— start EXERCISE INPUT —

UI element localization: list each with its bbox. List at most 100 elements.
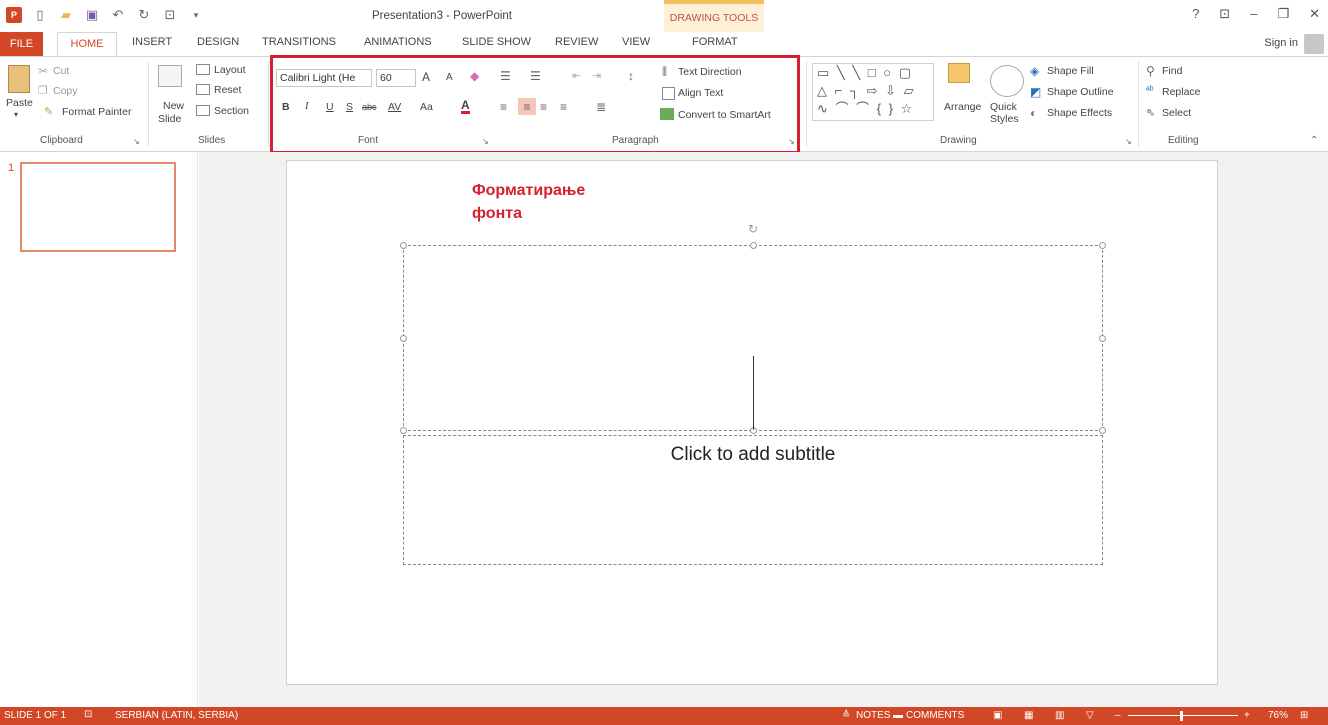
fit-slide-icon[interactable]: ⊞ [1300,710,1308,721]
quick-styles-button[interactable]: Quick [990,101,1017,113]
format-painter-button[interactable]: Format Painter [62,106,131,118]
redo-icon[interactable]: ↻ [136,7,152,23]
cut-button[interactable]: Cut [53,65,69,77]
customize-qat-icon[interactable]: ▾ [188,7,204,23]
paste-button[interactable]: Paste [6,97,33,109]
title-placeholder[interactable]: ↻ [400,222,1106,434]
shapes-gallery[interactable]: ▭ ╲ ╲ □ ○ ▢ △ ⌐ ┐ ⇨ ⇩ ▱ ∿ ⌒ ⌒ { } ☆ [812,63,934,121]
tab-review[interactable]: REVIEW [555,36,598,48]
zoom-in-icon[interactable]: + [1244,710,1250,721]
shape-fill-button[interactable]: Shape Fill [1047,65,1094,77]
find-button[interactable]: Find [1162,65,1182,77]
tab-file[interactable]: FILE [0,32,43,56]
slideshow-view-icon[interactable]: ▽ [1086,710,1094,721]
slides-group-label: Slides [198,135,226,146]
save-icon[interactable]: ▣ [84,7,100,23]
sign-in-link[interactable]: Sign in [1264,37,1298,49]
cut-icon[interactable]: ✂ [38,64,48,78]
help-icon[interactable]: ? [1192,6,1199,22]
zoom-slider[interactable] [1128,715,1238,716]
close-button[interactable]: ✕ [1309,6,1320,22]
slide[interactable]: Форматирање фонта ↻ Click to add subtitl… [286,160,1218,685]
shape-outline-icon[interactable]: ◩ [1030,85,1041,99]
proofing-icon[interactable]: ⊡ [84,709,92,720]
format-painter-icon[interactable]: ✎ [44,105,53,118]
tab-format[interactable]: FORMAT [692,36,738,48]
comments-button[interactable]: COMMENTS [906,710,964,721]
resize-handle[interactable] [1099,242,1106,249]
tab-home[interactable]: HOME [57,32,117,57]
resize-handle[interactable] [400,335,407,342]
open-folder-icon[interactable]: ▰ [58,7,74,23]
shape-fill-icon[interactable]: ◈ [1030,64,1039,78]
resize-handle[interactable] [400,242,407,249]
select-button[interactable]: Select [1162,107,1191,119]
rotate-handle-icon[interactable]: ↻ [748,222,758,236]
slide-thumbnail[interactable] [20,162,176,252]
group-divider [148,61,149,147]
subtitle-placeholder-text: Click to add subtitle [670,444,836,465]
slide-sorter-icon[interactable]: ▦ [1024,710,1033,721]
resize-handle[interactable] [750,242,757,249]
arrange-icon[interactable] [948,63,970,83]
reset-button[interactable]: Reset [214,84,241,96]
reading-view-icon[interactable]: ▥ [1055,710,1064,721]
tab-animations[interactable]: ANIMATIONS [364,36,432,48]
paste-dropdown-icon[interactable]: ▾ [14,110,18,119]
section-icon[interactable] [196,105,210,116]
language-status[interactable]: SERBIAN (LATIN, SERBIA) [115,710,238,721]
new-slide-icon[interactable] [158,65,182,87]
subtitle-placeholder[interactable]: Click to add subtitle [403,435,1103,565]
quick-styles-button-2[interactable]: Styles [990,113,1019,125]
minimize-button[interactable]: – [1250,6,1257,22]
normal-view-icon[interactable]: ▣ [993,710,1002,721]
resize-handle[interactable] [1099,335,1106,342]
shape-effects-button[interactable]: Shape Effects [1047,107,1112,119]
start-from-beginning-icon[interactable]: ⊡ [162,7,178,23]
resize-handle[interactable] [1099,427,1106,434]
zoom-out-icon[interactable]: – [1115,710,1121,721]
new-slide-button[interactable]: New [163,100,184,112]
copy-button[interactable]: Copy [53,85,78,97]
layout-icon[interactable] [196,64,210,75]
replace-button[interactable]: Replace [1162,86,1201,98]
notes-button[interactable]: NOTES [856,710,890,721]
drawing-tools-context: DRAWING TOOLS [664,0,764,32]
slide-thumbnail-pane: 1 [0,152,198,707]
shape-effects-icon[interactable]: ◐ [1030,106,1037,120]
replace-icon[interactable]: ᵃᵇ [1146,85,1154,96]
copy-icon[interactable]: ❐ [38,84,48,97]
zoom-level[interactable]: 76% [1268,710,1288,721]
group-divider [268,61,269,147]
tab-insert[interactable]: INSERT [132,36,172,48]
powerpoint-app-icon[interactable]: P [6,7,22,23]
tab-transitions[interactable]: TRANSITIONS [262,36,336,48]
drawing-launcher-icon[interactable]: ↘ [1125,137,1132,146]
zoom-slider-thumb[interactable] [1180,711,1183,721]
maximize-button[interactable]: ❐ [1277,6,1289,22]
section-button[interactable]: Section [214,105,249,117]
tab-view[interactable]: VIEW [622,36,650,48]
slide-count-status: SLIDE 1 OF 1 [4,710,67,721]
clipboard-launcher-icon[interactable]: ↘ [133,137,140,146]
new-slide-button-2[interactable]: Slide [158,113,181,125]
arrange-button[interactable]: Arrange [944,101,981,113]
comments-icon[interactable]: ▬ [893,710,903,721]
new-file-icon[interactable]: ▯ [32,7,48,23]
paste-icon[interactable] [8,65,30,93]
resize-handle[interactable] [400,427,407,434]
shape-outline-button[interactable]: Shape Outline [1047,86,1114,98]
title-bar: P ▯ ▰ ▣ ↶ ↻ ⊡ ▾ Presentation3 - PowerPoi… [0,0,1328,32]
find-icon[interactable]: ⚲ [1146,64,1155,78]
layout-button[interactable]: Layout [214,64,246,76]
reset-icon[interactable] [196,84,210,95]
tab-design[interactable]: DESIGN [197,36,239,48]
collapse-ribbon-icon[interactable]: ⌃ [1310,135,1318,146]
quick-styles-icon[interactable] [990,65,1024,97]
notes-icon[interactable]: ≙ [842,710,850,721]
avatar[interactable] [1304,34,1324,54]
ribbon-display-options-icon[interactable]: ⊡ [1219,6,1230,22]
undo-icon[interactable]: ↶ [110,7,126,23]
select-icon[interactable]: ⇖ [1146,106,1155,119]
tab-slide-show[interactable]: SLIDE SHOW [462,36,531,48]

— end EXERCISE INPUT —

DESCRIPTION OF THE TASK
Convert all the records above into a Markdown table with two columns, Row and Entry, numbering each row and skipping any blank lines. Leave the pictures out.

RESPONSE TO THIS EXERCISE
| Row | Entry |
|---|---|
| 1 | UI element localization: list each with its bbox. List at most 100 elements. |
| 2 | fit-slide-icon[interactable]: ⊞ [1300,710,1308,721] |
| 3 | quick-styles-button[interactable]: Quick [990,101,1017,113] |
| 4 | format-painter-button[interactable]: Format Painter [62,106,131,118] |
| 5 | redo-icon[interactable]: ↻ [136,7,152,23] |
| 6 | cut-button[interactable]: Cut [53,65,69,77] |
| 7 | customize-qat-icon[interactable]: ▾ [188,7,204,23] |
| 8 | paste-button[interactable]: Paste [6,97,33,109] |
| 9 | title-placeholder[interactable]: ↻ [400,222,1106,434] |
| 10 | shapes-gallery[interactable]: ▭ ╲ ╲ □ ○ ▢ △ ⌐ ┐ ⇨ ⇩ ▱ ∿ ⌒ ⌒ { } ☆ [812,63,934,121] |
| 11 | tab-review[interactable]: REVIEW [555,36,598,48] |
| 12 | zoom-in-icon[interactable]: + [1244,710,1250,721] |
| 13 | shape-fill-button[interactable]: Shape Fill [1047,65,1094,77] |
| 14 | find-button[interactable]: Find [1162,65,1182,77] |
| 15 | tab-file[interactable]: FILE [0,32,43,56] |
| 16 | slideshow-view-icon[interactable]: ▽ [1086,710,1094,721] |
| 17 | slides-group-label: Slides [198,135,226,146] |
| 18 | save-icon[interactable]: ▣ [84,7,100,23] |
| 19 | sign-in-link[interactable]: Sign in [1264,37,1298,49] |
| 20 | cut-icon[interactable]: ✂ [38,64,48,78] |
| 21 | help-icon[interactable]: ? [1192,6,1199,22] |
| 22 | zoom-slider[interactable] [1128,715,1238,716] |
| 23 | close-button[interactable]: ✕ [1309,6,1320,22] |
| 24 | slide[interactable]: Форматирање фонта ↻ Click to add subtitl… [286,160,1218,685] |
| 25 | shape-outline-icon[interactable]: ◩ [1030,85,1041,99] |
| 26 | proofing-icon[interactable]: ⊡ [84,709,92,720] |
| 27 | format-painter-icon[interactable]: ✎ [44,105,53,118] |
| 28 | tab-format[interactable]: FORMAT [692,36,738,48] |
| 29 | comments-button[interactable]: COMMENTS [906,710,964,721] |
| 30 | resize-handle[interactable] [1099,242,1106,249] |
| 31 | tab-home[interactable]: HOME [57,32,117,57] |
| 32 | resize-handle[interactable] [400,335,407,342] |
| 33 | open-folder-icon[interactable]: ▰ [58,7,74,23] |
| 34 | shape-fill-icon[interactable]: ◈ [1030,64,1039,78] |
| 35 | resize-handle[interactable] [400,242,407,249] |
| 36 | select-button[interactable]: Select [1162,107,1191,119] |
| 37 | rotate-handle-icon[interactable]: ↻ [748,222,758,236] |
| 38 | slide-thumbnail[interactable] [20,162,176,252] |
| 39 | group-divider [148,61,149,147] |
| 40 | subtitle-placeholder-text: Click to add subtitle [670,444,836,465] |
| 41 | slide-sorter-icon[interactable]: ▦ [1024,710,1033,721] |
| 42 | resize-handle[interactable] [750,242,757,249] |
| 43 | arrange-icon[interactable] [948,63,970,83] |
| 44 | reset-button[interactable]: Reset [214,84,241,96] |
| 45 | reading-view-icon[interactable]: ▥ [1055,710,1064,721] |
| 46 | tab-animations[interactable]: ANIMATIONS [364,36,432,48] |
| 47 | paste-dropdown-icon[interactable]: ▾ [14,110,18,119] |
| 48 | section-icon[interactable] [196,105,210,116] |
| 49 | language-status[interactable]: SERBIAN (LATIN, SERBIA) [115,710,238,721] |
| 50 | new-slide-icon[interactable] [158,65,182,87] |
| 51 | subtitle-placeholder[interactable]: Click to add subtitle [403,435,1103,565] |
| 52 | quick-styles-button-2[interactable]: Styles [990,113,1019,125] |
| 53 | minimize-button[interactable]: – [1250,6,1257,22] |
| 54 | normal-view-icon[interactable]: ▣ [993,710,1002,721] |
| 55 | resize-handle[interactable] [1099,335,1106,342] |
| 56 | shape-effects-button[interactable]: Shape Effects [1047,107,1112,119] |
| 57 | start-from-beginning-icon[interactable]: ⊡ [162,7,178,23] |
| 58 | resize-handle[interactable] [1099,427,1106,434] |
| 59 | zoom-out-icon[interactable]: – [1115,710,1121,721] |
| 60 | new-slide-button[interactable]: New [163,100,184,112] |
| 61 | copy-button[interactable]: Copy [53,85,78,97] |
| 62 | layout-icon[interactable] [196,64,210,75] |
| 63 | replace-button[interactable]: Replace [1162,86,1201,98] |
| 64 | notes-button[interactable]: NOTES [856,710,890,721] |
| 65 | drawing-tools-context: DRAWING TOOLS [664,0,764,32] |
| 66 | slide-thumbnail-pane: 1 [0,152,198,707] |
| 67 | shape-effects-icon[interactable]: ◐ [1030,106,1037,120] |
| 68 | replace-icon[interactable]: ᵃᵇ [1146,85,1154,96] |
| 69 | copy-icon[interactable]: ❐ [38,84,48,97] |
| 70 | zoom-level[interactable]: 76% [1268,710,1288,721] |
| 71 | group-divider [268,61,269,147] |
| 72 | tab-insert[interactable]: INSERT [132,36,172,48] |
| 73 | powerpoint-app-icon[interactable]: P [6,7,22,23] |
| 74 | tab-transitions[interactable]: TRANSITIONS [262,36,336,48] |
| 75 | drawing-launcher-icon[interactable]: ↘ [1125,137,1132,146] |
| 76 | zoom-slider-thumb[interactable] [1180,711,1183,721] |
| 77 | maximize-button[interactable]: ❐ [1277,6,1289,22] |
| 78 | section-button[interactable]: Section [214,105,249,117] |
| 79 | tab-view[interactable]: VIEW [622,36,650,48] |
| 80 | slide-count-status: SLIDE 1 OF 1 [4,710,67,721] |
| 81 | clipboard-launcher-icon[interactable]: ↘ [133,137,140,146] |
| 82 | new-slide-button-2[interactable]: Slide [158,113,181,125] |
| 83 | arrange-button[interactable]: Arrange [944,101,981,113] |
| 84 | comments-icon[interactable]: ▬ [893,710,903,721] |
| 85 | new-file-icon[interactable]: ▯ [32,7,48,23] |
| 86 | paste-icon[interactable] [8,65,30,93] |
| 87 | resize-handle[interactable] [400,427,407,434] |
| 88 | shape-outline-button[interactable]: Shape Outline [1047,86,1114,98] |
| 89 | title-bar: P ▯ ▰ ▣ ↶ ↻ ⊡ ▾ Presentation3 - PowerPoi… [0,0,1328,32] |
| 90 | find-icon[interactable]: ⚲ [1146,64,1155,78] |
| 91 | layout-button[interactable]: Layout [214,64,246,76] |
| 92 | reset-icon[interactable] [196,84,210,95] |
| 93 | tab-design[interactable]: DESIGN [197,36,239,48] |
| 94 | collapse-ribbon-icon[interactable]: ⌃ [1310,135,1318,146] |
| 95 | quick-styles-icon[interactable] [990,65,1024,97] |
| 96 | notes-icon[interactable]: ≙ [842,710,850,721] |
| 97 | avatar[interactable] [1304,34,1324,54] |
| 98 | ribbon-display-options-icon[interactable]: ⊡ [1219,6,1230,22] |
| 99 | undo-icon[interactable]: ↶ [110,7,126,23] |
| 100 | select-icon[interactable]: ⇖ [1146,106,1155,119] |
| 101 | tab-slide-show[interactable]: SLIDE SHOW [462,36,531,48] |